* _EXERCISE BRIEF_
Copy the rows below word for word, leaving out the picture lines.

* _INFORMATION PROVIDED_
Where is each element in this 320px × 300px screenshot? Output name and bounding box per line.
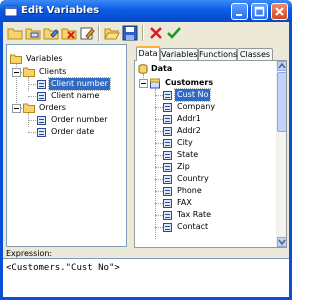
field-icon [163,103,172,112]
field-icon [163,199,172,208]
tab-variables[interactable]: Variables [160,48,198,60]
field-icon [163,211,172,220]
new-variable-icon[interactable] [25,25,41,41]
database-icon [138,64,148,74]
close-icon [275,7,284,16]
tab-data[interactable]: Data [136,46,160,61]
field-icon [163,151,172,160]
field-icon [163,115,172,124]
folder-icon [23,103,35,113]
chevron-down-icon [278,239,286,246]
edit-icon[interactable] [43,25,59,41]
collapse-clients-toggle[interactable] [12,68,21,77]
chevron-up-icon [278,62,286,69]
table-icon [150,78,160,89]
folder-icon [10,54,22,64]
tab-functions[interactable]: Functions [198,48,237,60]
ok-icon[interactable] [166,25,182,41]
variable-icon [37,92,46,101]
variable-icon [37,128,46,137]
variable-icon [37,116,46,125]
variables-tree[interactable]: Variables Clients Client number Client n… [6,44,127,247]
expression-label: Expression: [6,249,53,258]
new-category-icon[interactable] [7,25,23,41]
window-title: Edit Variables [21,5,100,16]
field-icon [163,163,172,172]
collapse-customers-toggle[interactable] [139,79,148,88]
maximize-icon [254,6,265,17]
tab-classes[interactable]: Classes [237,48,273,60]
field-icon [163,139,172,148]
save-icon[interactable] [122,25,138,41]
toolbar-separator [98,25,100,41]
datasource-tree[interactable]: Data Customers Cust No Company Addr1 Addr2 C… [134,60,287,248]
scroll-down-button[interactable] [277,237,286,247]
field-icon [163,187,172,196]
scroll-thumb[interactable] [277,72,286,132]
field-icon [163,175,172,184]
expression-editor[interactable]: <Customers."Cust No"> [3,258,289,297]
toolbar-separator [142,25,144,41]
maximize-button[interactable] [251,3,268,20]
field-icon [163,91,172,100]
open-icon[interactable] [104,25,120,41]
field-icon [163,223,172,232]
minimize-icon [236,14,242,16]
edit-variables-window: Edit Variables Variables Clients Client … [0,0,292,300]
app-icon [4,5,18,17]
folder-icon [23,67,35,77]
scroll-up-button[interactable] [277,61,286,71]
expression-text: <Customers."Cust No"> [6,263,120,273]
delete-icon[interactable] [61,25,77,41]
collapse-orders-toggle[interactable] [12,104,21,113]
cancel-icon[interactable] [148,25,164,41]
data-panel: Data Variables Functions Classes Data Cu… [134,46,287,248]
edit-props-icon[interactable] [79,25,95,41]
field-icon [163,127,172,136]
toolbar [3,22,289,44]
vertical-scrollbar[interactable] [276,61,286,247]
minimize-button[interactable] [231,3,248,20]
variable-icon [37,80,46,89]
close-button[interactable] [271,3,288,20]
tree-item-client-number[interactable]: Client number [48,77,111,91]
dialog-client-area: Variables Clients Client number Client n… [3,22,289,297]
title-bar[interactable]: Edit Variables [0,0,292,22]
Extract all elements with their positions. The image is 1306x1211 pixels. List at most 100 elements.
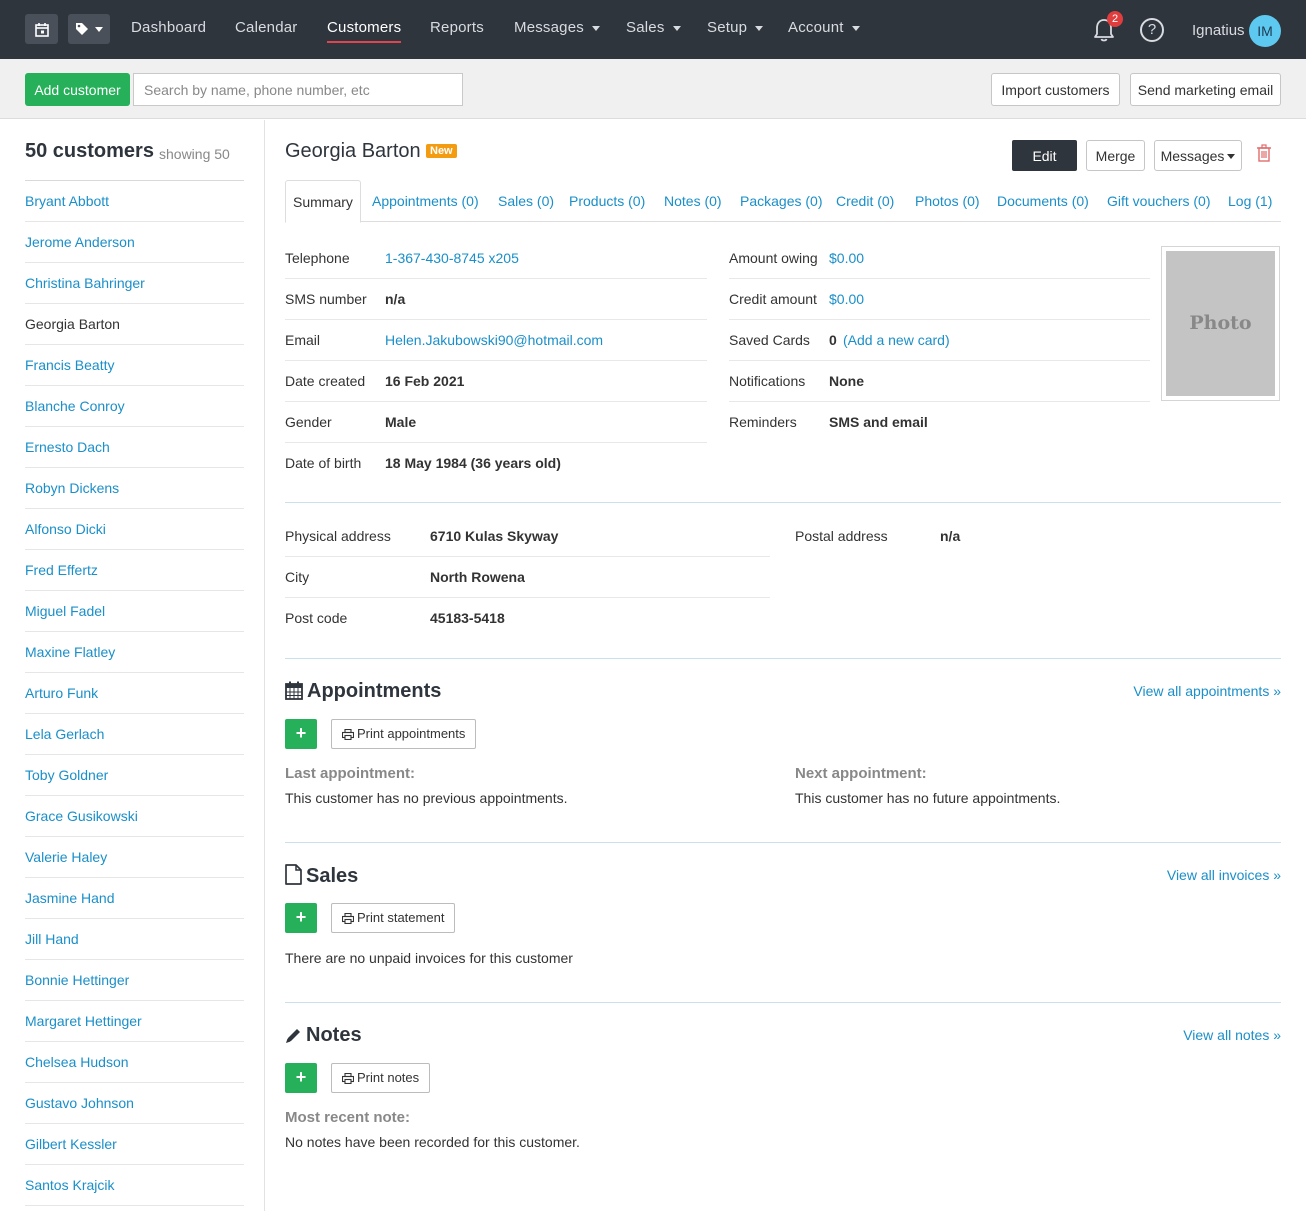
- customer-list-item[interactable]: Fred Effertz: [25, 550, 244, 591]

* _EXERCISE SOLUTION_
Where is each element in this 320px × 300px screenshot? Output name and bounding box per line.
field-icon [163,103,172,112]
field-icon [163,199,172,208]
tab-variables[interactable]: Variables [160,48,198,60]
field-icon [163,211,172,220]
new-variable-icon[interactable] [25,25,41,41]
database-icon [138,64,148,74]
close-icon [275,7,284,16]
tab-data[interactable]: Data [136,46,160,61]
field-icon [163,151,172,160]
field-icon [163,115,172,124]
folder-icon [23,103,35,113]
chevron-down-icon [278,239,286,246]
edit-icon[interactable] [43,25,59,41]
collapse-clients-toggle[interactable] [12,68,21,77]
chevron-up-icon [278,62,286,69]
table-icon [150,78,160,89]
folder-icon [10,54,22,64]
tab-functions[interactable]: Functions [198,48,237,60]
ok-icon[interactable] [166,25,182,41]
variable-icon [37,92,46,101]
variable-icon [37,128,46,137]
variable-icon [37,116,46,125]
variables-tree[interactable]: Variables Clients Client number Client n… [6,44,127,247]
expression-label: Expression: [6,249,53,258]
new-category-icon[interactable] [7,25,23,41]
window-title: Edit Variables [21,5,100,16]
field-icon [163,163,172,172]
collapse-customers-toggle[interactable] [139,79,148,88]
maximize-icon [254,6,265,17]
tab-classes[interactable]: Classes [237,48,273,60]
field-icon [163,139,172,148]
save-icon[interactable] [122,25,138,41]
toolbar-separator [98,25,100,41]
datasource-tree[interactable]: Data Customers Cust No Company Addr1 Addr2 C… [134,60,287,248]
scroll-down-button[interactable] [277,237,286,247]
field-icon [163,187,172,196]
scroll-thumb[interactable] [277,72,286,132]
field-icon [163,175,172,184]
expression-editor[interactable]: <Customers."Cust No"> [3,258,289,297]
toolbar-separator [142,25,144,41]
maximize-button[interactable] [251,3,268,20]
field-icon [163,91,172,100]
open-icon[interactable] [104,25,120,41]
field-icon [163,223,172,232]
minimize-icon [236,14,242,16]
edit-variables-window: Edit Variables Variables Clients Client … [0,0,292,300]
app-icon [4,5,18,17]
folder-icon [23,67,35,77]
scroll-up-button[interactable] [277,61,286,71]
expression-text: <Customers."Cust No"> [6,263,120,273]
delete-icon[interactable] [61,25,77,41]
collapse-orders-toggle[interactable] [12,104,21,113]
cancel-icon[interactable] [148,25,164,41]
data-panel: Data Variables Functions Classes Data Cu… [134,46,287,248]
edit-props-icon[interactable] [79,25,95,41]
field-icon [163,127,172,136]
toolbar [3,22,289,44]
vertical-scrollbar[interactable] [276,61,286,247]
minimize-button[interactable] [231,3,248,20]
variable-icon [37,80,46,89]
close-button[interactable] [271,3,288,20]
tree-item-client-number[interactable]: Client number [48,77,111,91]
dialog-client-area: Variables Clients Client number Client n… [3,22,289,297]
title-bar[interactable]: Edit Variables [0,0,292,22]
Extract all elements with their positions. The image is 1306x1211 pixels. List at most 100 elements.
- customer-list-item[interactable]: Fred Effertz: [25, 550, 244, 591]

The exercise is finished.